* _DO THIS_: Do not include the pictures; repeat the rest of the data exactly.
▽
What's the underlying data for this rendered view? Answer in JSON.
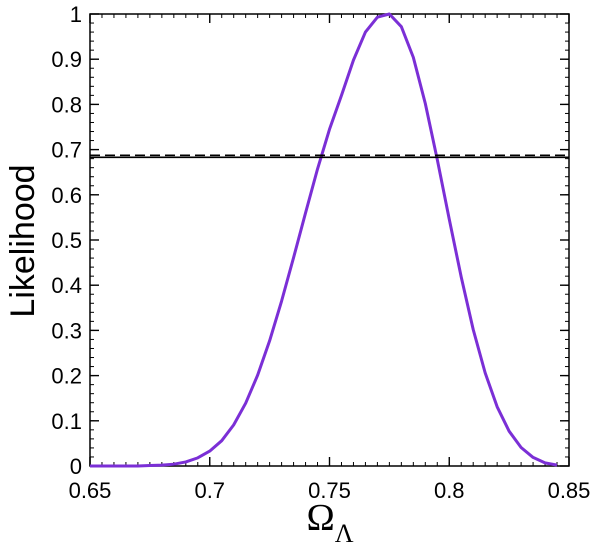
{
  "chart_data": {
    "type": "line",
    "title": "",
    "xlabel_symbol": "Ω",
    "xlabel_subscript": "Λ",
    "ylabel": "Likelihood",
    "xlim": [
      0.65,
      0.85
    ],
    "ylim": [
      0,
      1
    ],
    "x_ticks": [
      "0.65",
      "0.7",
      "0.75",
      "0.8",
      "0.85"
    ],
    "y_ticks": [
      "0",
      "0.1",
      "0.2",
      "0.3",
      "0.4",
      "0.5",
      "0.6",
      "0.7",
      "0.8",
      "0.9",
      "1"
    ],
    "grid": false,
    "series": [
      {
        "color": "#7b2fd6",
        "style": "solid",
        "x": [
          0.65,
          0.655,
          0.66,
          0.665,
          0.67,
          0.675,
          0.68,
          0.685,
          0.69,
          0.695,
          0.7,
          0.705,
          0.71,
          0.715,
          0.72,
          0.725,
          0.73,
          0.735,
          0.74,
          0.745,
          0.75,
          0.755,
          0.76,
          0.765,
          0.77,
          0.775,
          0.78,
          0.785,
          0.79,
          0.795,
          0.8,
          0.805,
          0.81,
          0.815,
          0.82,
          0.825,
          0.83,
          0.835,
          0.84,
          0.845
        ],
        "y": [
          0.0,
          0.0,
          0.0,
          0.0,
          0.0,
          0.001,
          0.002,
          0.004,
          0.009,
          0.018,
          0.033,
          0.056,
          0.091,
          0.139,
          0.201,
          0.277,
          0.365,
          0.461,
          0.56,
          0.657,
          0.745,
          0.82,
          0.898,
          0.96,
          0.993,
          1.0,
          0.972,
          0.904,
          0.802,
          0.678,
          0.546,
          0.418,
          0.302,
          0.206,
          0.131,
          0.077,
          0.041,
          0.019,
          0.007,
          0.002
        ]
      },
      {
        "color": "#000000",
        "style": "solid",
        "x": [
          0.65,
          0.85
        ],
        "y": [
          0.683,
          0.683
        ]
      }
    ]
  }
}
△
* _RESPONSE BELOW_:
What's the underlying data for this rendered view? Answer in JSON.
{
  "chart_data": {
    "type": "line",
    "title": "",
    "xlabel_symbol": "Ω",
    "xlabel_subscript": "Λ",
    "ylabel": "Likelihood",
    "xlim": [
      0.65,
      0.85
    ],
    "ylim": [
      0,
      1
    ],
    "x_ticks": [
      "0.65",
      "0.7",
      "0.75",
      "0.8",
      "0.85"
    ],
    "y_ticks": [
      "0",
      "0.1",
      "0.2",
      "0.3",
      "0.4",
      "0.5",
      "0.6",
      "0.7",
      "0.8",
      "0.9",
      "1"
    ],
    "grid": false,
    "series": [
      {
        "color": "#7b2fd6",
        "style": "solid",
        "x": [
          0.65,
          0.655,
          0.66,
          0.665,
          0.67,
          0.675,
          0.68,
          0.685,
          0.69,
          0.695,
          0.7,
          0.705,
          0.71,
          0.715,
          0.72,
          0.725,
          0.73,
          0.735,
          0.74,
          0.745,
          0.75,
          0.755,
          0.76,
          0.765,
          0.77,
          0.775,
          0.78,
          0.785,
          0.79,
          0.795,
          0.8,
          0.805,
          0.81,
          0.815,
          0.82,
          0.825,
          0.83,
          0.835,
          0.84,
          0.845
        ],
        "y": [
          0.0,
          0.0,
          0.0,
          0.0,
          0.0,
          0.001,
          0.002,
          0.004,
          0.009,
          0.018,
          0.033,
          0.056,
          0.091,
          0.139,
          0.201,
          0.277,
          0.365,
          0.461,
          0.56,
          0.657,
          0.745,
          0.82,
          0.898,
          0.96,
          0.993,
          1.0,
          0.972,
          0.904,
          0.802,
          0.678,
          0.546,
          0.418,
          0.302,
          0.206,
          0.131,
          0.077,
          0.041,
          0.019,
          0.007,
          0.002
        ]
      },
      {
        "color": "#000000",
        "style": "solid",
        "x": [
          0.65,
          0.85
        ],
        "y": [
          0.683,
          0.683
        ]
      }
    ]
  }
}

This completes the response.